→ **Written exercise**
Go through the listing and copy every line word for word.

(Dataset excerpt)
╭──
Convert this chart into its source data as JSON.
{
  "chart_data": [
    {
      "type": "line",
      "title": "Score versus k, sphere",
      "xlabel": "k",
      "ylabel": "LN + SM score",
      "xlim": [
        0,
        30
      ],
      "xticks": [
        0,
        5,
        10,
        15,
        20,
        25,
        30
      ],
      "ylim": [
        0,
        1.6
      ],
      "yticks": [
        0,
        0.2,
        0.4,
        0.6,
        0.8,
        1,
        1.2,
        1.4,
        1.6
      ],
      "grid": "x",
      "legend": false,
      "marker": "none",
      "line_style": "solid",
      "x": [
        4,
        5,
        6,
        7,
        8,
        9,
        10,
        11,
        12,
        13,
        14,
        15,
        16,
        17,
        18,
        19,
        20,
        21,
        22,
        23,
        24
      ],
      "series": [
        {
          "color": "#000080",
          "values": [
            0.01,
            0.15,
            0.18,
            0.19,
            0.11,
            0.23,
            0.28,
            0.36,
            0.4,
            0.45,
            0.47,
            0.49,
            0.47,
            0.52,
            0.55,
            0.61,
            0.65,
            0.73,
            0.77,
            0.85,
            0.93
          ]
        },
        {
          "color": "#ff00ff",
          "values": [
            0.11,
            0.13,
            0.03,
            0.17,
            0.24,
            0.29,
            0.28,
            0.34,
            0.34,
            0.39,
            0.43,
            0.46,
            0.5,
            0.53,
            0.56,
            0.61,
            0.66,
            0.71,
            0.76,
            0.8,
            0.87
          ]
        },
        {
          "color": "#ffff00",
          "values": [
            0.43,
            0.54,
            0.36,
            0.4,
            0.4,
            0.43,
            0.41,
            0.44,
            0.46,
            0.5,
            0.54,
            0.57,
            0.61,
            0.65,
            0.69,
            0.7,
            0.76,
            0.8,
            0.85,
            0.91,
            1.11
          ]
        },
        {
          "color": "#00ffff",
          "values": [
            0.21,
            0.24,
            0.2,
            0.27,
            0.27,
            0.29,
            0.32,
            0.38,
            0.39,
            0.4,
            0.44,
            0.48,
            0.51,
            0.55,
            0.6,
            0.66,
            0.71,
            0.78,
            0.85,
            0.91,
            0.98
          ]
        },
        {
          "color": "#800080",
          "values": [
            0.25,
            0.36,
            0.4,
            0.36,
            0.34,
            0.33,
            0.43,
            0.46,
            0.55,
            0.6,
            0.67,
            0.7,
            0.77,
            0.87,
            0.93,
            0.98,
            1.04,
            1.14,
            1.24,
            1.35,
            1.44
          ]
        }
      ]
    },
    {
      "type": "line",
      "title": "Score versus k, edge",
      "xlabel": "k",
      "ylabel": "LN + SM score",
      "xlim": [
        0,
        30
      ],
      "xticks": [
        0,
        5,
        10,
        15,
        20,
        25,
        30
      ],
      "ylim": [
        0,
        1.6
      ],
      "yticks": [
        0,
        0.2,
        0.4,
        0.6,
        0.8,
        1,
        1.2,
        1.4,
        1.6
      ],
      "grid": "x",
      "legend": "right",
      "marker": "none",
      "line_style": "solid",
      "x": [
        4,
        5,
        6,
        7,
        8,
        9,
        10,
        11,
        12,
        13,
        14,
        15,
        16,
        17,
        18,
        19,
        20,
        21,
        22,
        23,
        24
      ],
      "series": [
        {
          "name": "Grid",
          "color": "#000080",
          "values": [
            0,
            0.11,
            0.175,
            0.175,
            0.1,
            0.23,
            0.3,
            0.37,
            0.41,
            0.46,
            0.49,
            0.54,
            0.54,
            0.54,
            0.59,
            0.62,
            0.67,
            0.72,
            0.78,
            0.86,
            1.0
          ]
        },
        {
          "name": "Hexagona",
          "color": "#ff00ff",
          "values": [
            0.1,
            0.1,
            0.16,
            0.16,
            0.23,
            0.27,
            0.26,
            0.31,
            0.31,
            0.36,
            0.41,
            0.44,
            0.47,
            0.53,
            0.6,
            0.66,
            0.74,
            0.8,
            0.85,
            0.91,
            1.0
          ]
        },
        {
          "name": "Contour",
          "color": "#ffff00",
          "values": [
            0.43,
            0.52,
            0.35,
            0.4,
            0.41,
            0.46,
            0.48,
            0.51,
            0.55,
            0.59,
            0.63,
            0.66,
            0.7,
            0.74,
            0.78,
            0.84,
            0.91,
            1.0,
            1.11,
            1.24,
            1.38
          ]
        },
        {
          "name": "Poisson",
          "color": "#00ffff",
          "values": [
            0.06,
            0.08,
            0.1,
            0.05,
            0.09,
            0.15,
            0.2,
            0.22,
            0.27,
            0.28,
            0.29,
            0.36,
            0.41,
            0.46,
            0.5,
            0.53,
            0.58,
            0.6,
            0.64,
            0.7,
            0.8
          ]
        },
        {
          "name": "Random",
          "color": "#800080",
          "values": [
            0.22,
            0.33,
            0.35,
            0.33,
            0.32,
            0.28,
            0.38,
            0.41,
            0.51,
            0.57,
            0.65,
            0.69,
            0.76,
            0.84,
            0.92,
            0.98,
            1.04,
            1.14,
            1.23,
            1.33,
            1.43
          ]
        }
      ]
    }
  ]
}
╰──
→ **Written answer**
Convert this chart into its source data as JSON.
{
  "chart_data": [
    {
      "type": "line",
      "title": "Score versus k, sphere",
      "xlabel": "k",
      "ylabel": "LN + SM score",
      "xlim": [
        0,
        30
      ],
      "xticks": [
        0,
        5,
        10,
        15,
        20,
        25,
        30
      ],
      "ylim": [
        0,
        1.6
      ],
      "yticks": [
        0,
        0.2,
        0.4,
        0.6,
        0.8,
        1,
        1.2,
        1.4,
        1.6
      ],
      "grid": "x",
      "legend": false,
      "marker": "none",
      "line_style": "solid",
      "x": [
        4,
        5,
        6,
        7,
        8,
        9,
        10,
        11,
        12,
        13,
        14,
        15,
        16,
        17,
        18,
        19,
        20,
        21,
        22,
        23,
        24
      ],
      "series": [
        {
          "color": "#000080",
          "values": [
            0.01,
            0.15,
            0.18,
            0.19,
            0.11,
            0.23,
            0.28,
            0.36,
            0.4,
            0.45,
            0.47,
            0.49,
            0.47,
            0.52,
            0.55,
            0.61,
            0.65,
            0.73,
            0.77,
            0.85,
            0.93
          ]
        },
        {
          "color": "#ff00ff",
          "values": [
            0.11,
            0.13,
            0.03,
            0.17,
            0.24,
            0.29,
            0.28,
            0.34,
            0.34,
            0.39,
            0.43,
            0.46,
            0.5,
            0.53,
            0.56,
            0.61,
            0.66,
            0.71,
            0.76,
            0.8,
            0.87
          ]
        },
        {
          "color": "#ffff00",
          "values": [
            0.43,
            0.54,
            0.36,
            0.4,
            0.4,
            0.43,
            0.41,
            0.44,
            0.46,
            0.5,
            0.54,
            0.57,
            0.61,
            0.65,
            0.69,
            0.7,
            0.76,
            0.8,
            0.85,
            0.91,
            1.11
          ]
        },
        {
          "color": "#00ffff",
          "values": [
            0.21,
            0.24,
            0.2,
            0.27,
            0.27,
            0.29,
            0.32,
            0.38,
            0.39,
            0.4,
            0.44,
            0.48,
            0.51,
            0.55,
            0.6,
            0.66,
            0.71,
            0.78,
            0.85,
            0.91,
            0.98
          ]
        },
        {
          "color": "#800080",
          "values": [
            0.25,
            0.36,
            0.4,
            0.36,
            0.34,
            0.33,
            0.43,
            0.46,
            0.55,
            0.6,
            0.67,
            0.7,
            0.77,
            0.87,
            0.93,
            0.98,
            1.04,
            1.14,
            1.24,
            1.35,
            1.44
          ]
        }
      ]
    },
    {
      "type": "line",
      "title": "Score versus k, edge",
      "xlabel": "k",
      "ylabel": "LN + SM score",
      "xlim": [
        0,
        30
      ],
      "xticks": [
        0,
        5,
        10,
        15,
        20,
        25,
        30
      ],
      "ylim": [
        0,
        1.6
      ],
      "yticks": [
        0,
        0.2,
        0.4,
        0.6,
        0.8,
        1,
        1.2,
        1.4,
        1.6
      ],
      "grid": "x",
      "legend": "right",
      "marker": "none",
      "line_style": "solid",
      "x": [
        4,
        5,
        6,
        7,
        8,
        9,
        10,
        11,
        12,
        13,
        14,
        15,
        16,
        17,
        18,
        19,
        20,
        21,
        22,
        23,
        24
      ],
      "series": [
        {
          "name": "Grid",
          "color": "#000080",
          "values": [
            0,
            0.11,
            0.175,
            0.175,
            0.1,
            0.23,
            0.3,
            0.37,
            0.41,
            0.46,
            0.49,
            0.54,
            0.54,
            0.54,
            0.59,
            0.62,
            0.67,
            0.72,
            0.78,
            0.86,
            1.0
          ]
        },
        {
          "name": "Hexagona",
          "color": "#ff00ff",
          "values": [
            0.1,
            0.1,
            0.16,
            0.16,
            0.23,
            0.27,
            0.26,
            0.31,
            0.31,
            0.36,
            0.41,
            0.44,
            0.47,
            0.53,
            0.6,
            0.66,
            0.74,
            0.8,
            0.85,
            0.91,
            1.0
          ]
        },
        {
          "name": "Contour",
          "color": "#ffff00",
          "values": [
            0.43,
            0.52,
            0.35,
            0.4,
            0.41,
            0.46,
            0.48,
            0.51,
            0.55,
            0.59,
            0.63,
            0.66,
            0.7,
            0.74,
            0.78,
            0.84,
            0.91,
            1.0,
            1.11,
            1.24,
            1.38
          ]
        },
        {
          "name": "Poisson",
          "color": "#00ffff",
          "values": [
            0.06,
            0.08,
            0.1,
            0.05,
            0.09,
            0.15,
            0.2,
            0.22,
            0.27,
            0.28,
            0.29,
            0.36,
            0.41,
            0.46,
            0.5,
            0.53,
            0.58,
            0.6,
            0.64,
            0.7,
            0.8
          ]
        },
        {
          "name": "Random",
          "color": "#800080",
          "values": [
            0.22,
            0.33,
            0.35,
            0.33,
            0.32,
            0.28,
            0.38,
            0.41,
            0.51,
            0.57,
            0.65,
            0.69,
            0.76,
            0.84,
            0.92,
            0.98,
            1.04,
            1.14,
            1.23,
            1.33,
            1.43
          ]
        }
      ]
    }
  ]
}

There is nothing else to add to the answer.